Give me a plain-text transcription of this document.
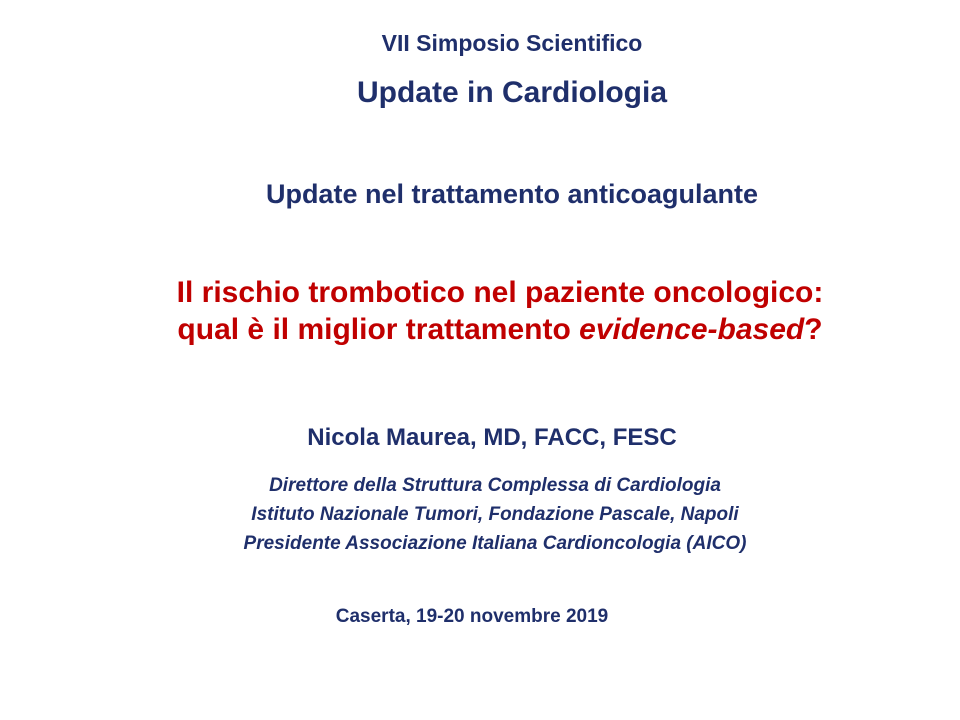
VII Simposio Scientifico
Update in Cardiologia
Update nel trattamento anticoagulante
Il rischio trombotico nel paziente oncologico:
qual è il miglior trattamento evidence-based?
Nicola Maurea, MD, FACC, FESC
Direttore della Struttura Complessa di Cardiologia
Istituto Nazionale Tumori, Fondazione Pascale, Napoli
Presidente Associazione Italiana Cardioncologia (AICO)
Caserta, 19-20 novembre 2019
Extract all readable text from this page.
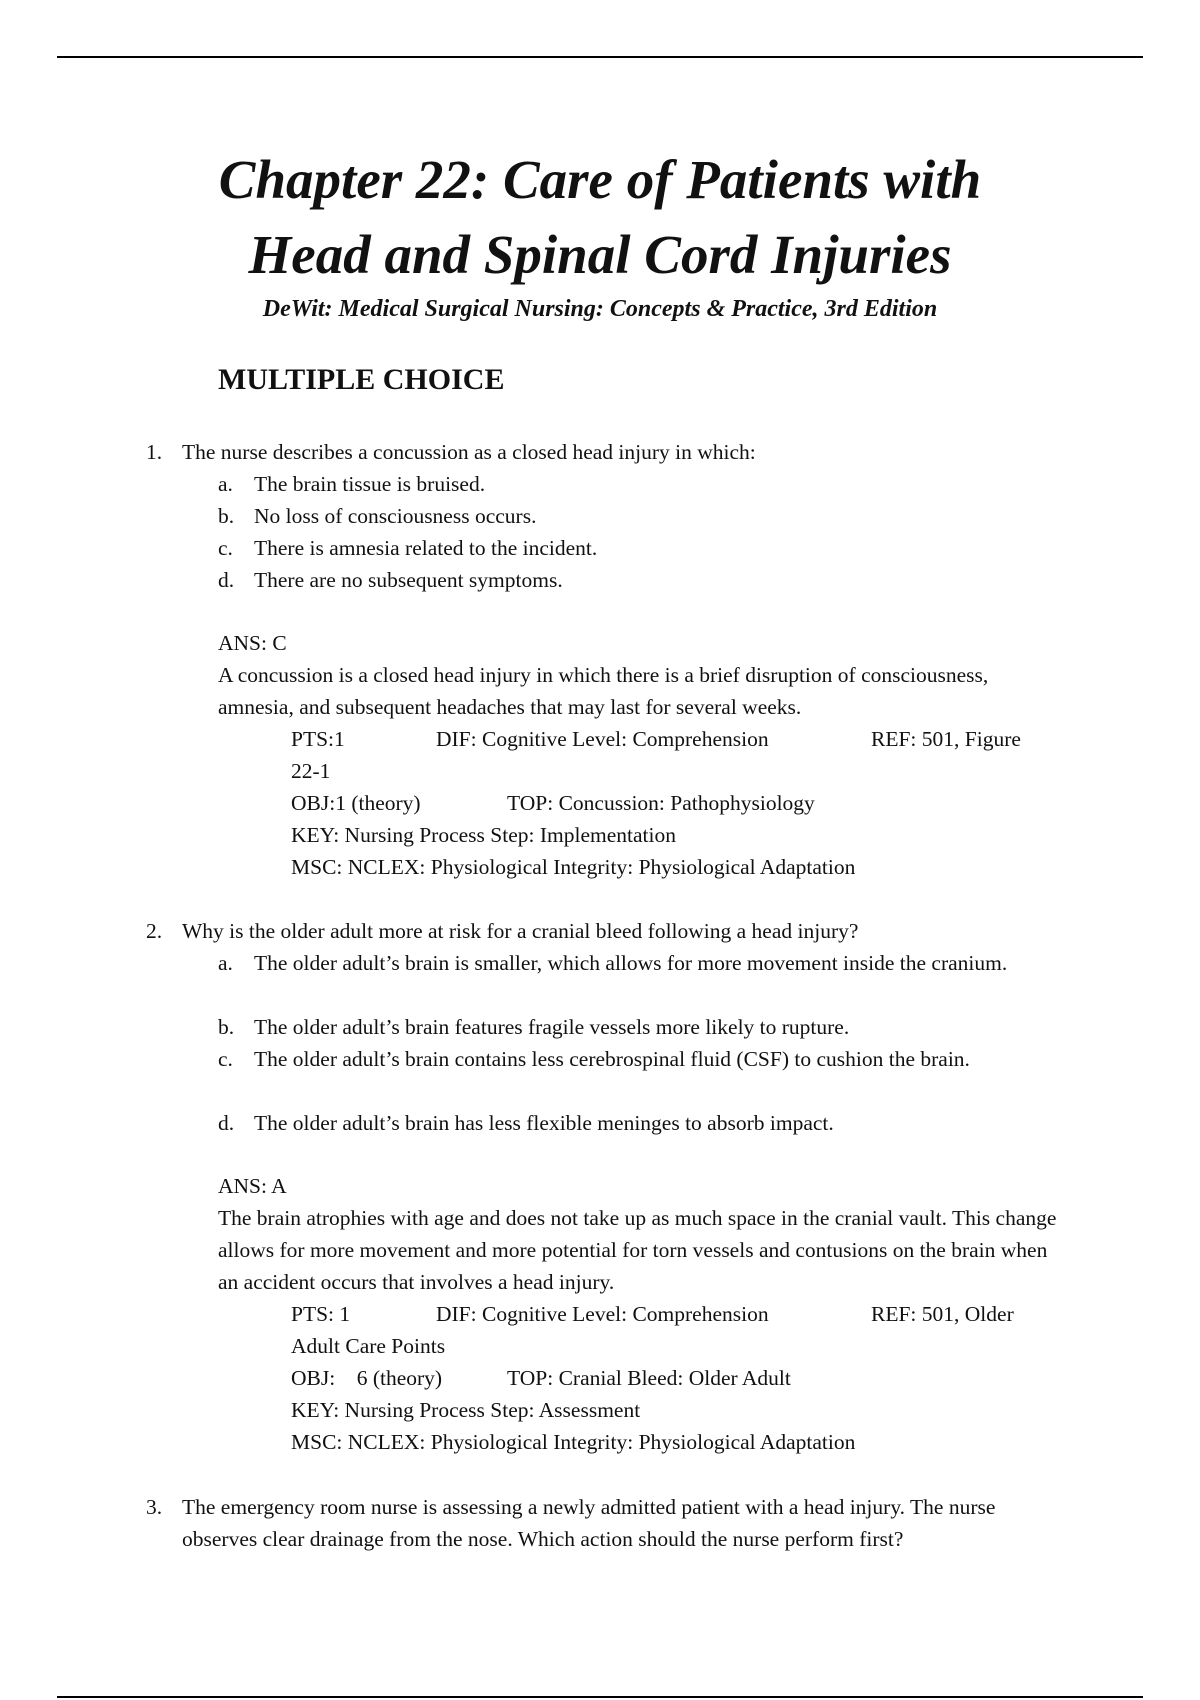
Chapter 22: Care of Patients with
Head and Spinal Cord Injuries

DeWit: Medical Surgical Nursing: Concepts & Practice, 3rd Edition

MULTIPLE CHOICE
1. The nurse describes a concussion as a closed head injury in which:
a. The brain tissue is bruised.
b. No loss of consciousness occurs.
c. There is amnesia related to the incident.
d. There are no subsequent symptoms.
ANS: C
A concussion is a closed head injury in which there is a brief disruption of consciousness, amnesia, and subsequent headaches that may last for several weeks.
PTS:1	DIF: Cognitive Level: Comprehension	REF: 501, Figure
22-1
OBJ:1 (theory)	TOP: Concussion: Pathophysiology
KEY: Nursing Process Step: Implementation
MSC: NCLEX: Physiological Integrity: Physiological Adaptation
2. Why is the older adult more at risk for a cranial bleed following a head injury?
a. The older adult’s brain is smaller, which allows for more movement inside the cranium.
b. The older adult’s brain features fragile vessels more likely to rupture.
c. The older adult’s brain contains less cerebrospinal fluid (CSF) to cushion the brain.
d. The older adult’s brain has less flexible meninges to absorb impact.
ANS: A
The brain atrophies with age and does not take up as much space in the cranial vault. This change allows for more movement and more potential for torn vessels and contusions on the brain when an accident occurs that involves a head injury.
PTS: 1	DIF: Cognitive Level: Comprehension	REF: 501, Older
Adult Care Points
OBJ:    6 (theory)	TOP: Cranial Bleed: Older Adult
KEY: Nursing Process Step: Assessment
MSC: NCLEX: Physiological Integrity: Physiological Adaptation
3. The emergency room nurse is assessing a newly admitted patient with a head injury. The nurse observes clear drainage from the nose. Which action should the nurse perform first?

# # # # # # #

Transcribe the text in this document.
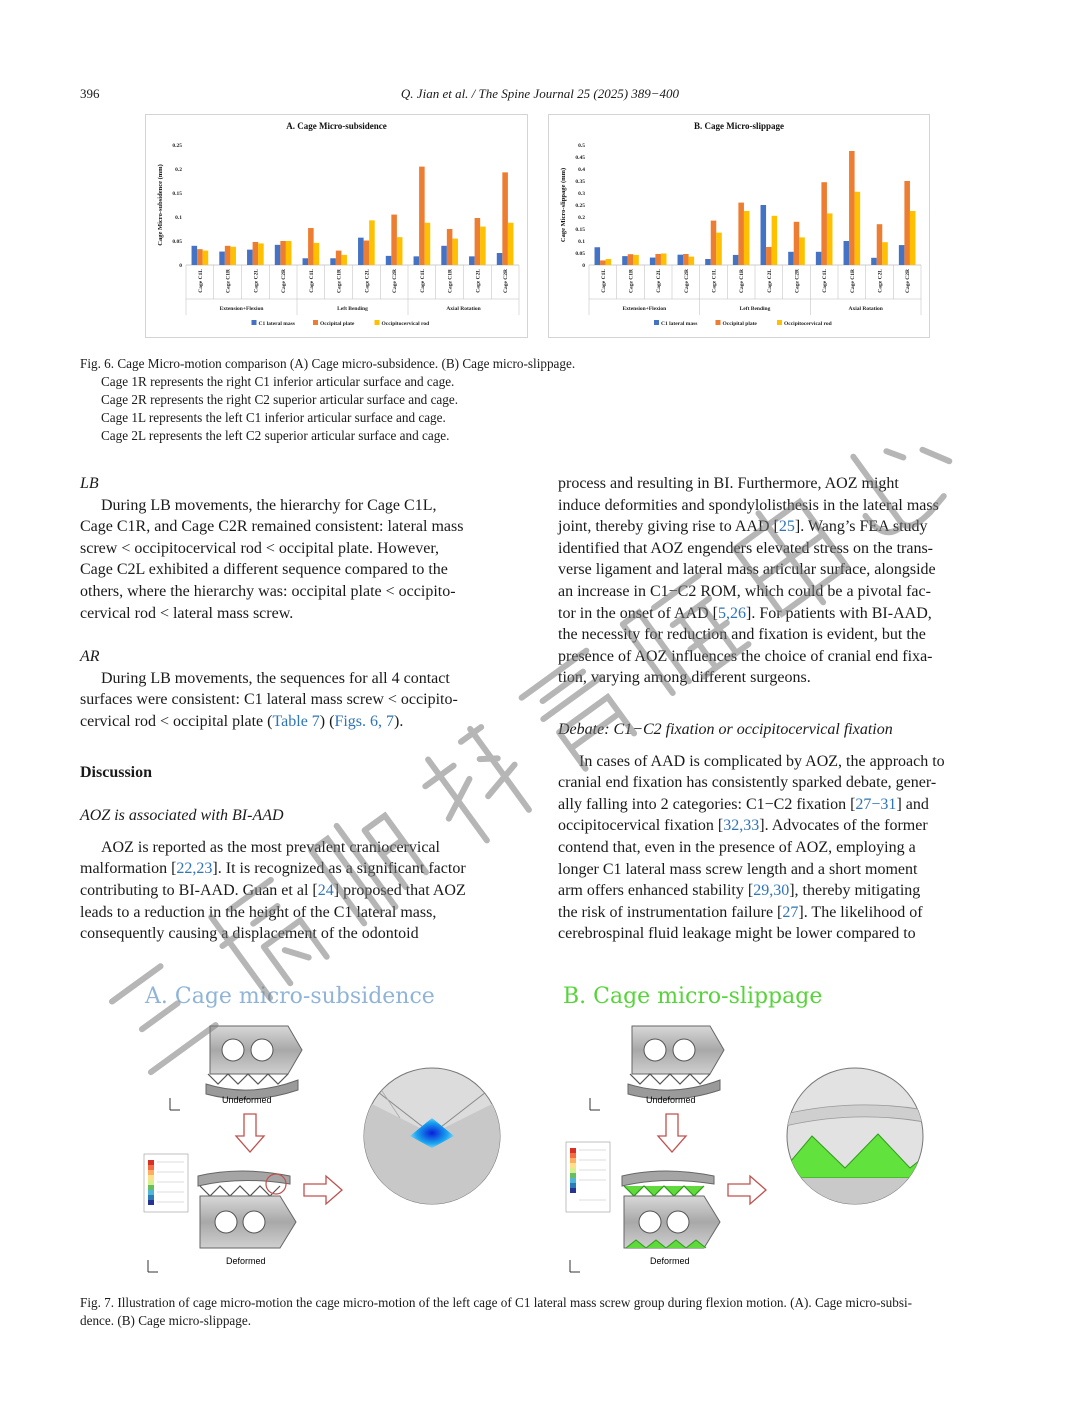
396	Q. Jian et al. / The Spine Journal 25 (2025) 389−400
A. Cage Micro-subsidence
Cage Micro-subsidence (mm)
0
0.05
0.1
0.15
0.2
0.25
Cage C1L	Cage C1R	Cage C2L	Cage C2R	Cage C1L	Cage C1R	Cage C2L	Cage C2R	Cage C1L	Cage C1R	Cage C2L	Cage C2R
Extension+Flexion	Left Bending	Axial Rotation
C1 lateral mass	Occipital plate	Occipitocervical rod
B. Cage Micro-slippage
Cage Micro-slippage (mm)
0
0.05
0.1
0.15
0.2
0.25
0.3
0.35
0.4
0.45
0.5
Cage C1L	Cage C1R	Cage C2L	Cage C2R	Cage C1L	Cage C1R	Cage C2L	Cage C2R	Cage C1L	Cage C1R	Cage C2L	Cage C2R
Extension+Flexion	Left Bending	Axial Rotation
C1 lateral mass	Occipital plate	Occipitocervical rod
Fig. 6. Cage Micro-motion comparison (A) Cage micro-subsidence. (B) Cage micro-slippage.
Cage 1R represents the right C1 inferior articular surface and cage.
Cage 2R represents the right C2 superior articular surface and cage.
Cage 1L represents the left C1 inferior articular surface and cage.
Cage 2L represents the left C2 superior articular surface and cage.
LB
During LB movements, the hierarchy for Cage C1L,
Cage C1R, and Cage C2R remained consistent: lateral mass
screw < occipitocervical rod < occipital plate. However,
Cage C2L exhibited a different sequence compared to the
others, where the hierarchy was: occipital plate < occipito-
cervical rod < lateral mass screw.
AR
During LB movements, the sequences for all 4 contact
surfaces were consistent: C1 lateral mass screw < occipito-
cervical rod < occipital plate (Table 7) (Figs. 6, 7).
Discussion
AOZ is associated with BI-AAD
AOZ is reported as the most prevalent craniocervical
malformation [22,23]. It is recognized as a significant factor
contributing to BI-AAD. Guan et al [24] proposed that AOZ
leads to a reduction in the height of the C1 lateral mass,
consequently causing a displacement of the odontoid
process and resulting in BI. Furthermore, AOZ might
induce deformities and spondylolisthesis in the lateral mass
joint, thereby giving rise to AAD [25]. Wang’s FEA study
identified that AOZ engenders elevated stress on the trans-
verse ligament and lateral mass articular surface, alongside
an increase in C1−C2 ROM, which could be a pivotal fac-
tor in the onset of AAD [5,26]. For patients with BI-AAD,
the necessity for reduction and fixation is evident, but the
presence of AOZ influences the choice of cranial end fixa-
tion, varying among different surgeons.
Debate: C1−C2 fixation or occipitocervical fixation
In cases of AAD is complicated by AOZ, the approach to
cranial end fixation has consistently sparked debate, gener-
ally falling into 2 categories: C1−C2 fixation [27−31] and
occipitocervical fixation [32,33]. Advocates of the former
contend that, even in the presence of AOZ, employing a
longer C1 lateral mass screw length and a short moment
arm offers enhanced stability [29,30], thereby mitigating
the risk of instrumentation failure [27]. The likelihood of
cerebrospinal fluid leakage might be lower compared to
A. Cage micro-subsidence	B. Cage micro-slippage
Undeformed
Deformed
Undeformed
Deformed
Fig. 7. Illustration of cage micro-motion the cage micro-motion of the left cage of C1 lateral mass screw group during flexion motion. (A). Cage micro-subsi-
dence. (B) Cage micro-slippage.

# # # # # # #

Read the listing. Copy each line that has the word "nurse" in it.

1. The nurse describes a concussion as a closed head injury in which:
3. The emergency room nurse is assessing a newly admitted patient with a head injury. The nurse observes clear drainage from the nose. Which action should the nurse perform first?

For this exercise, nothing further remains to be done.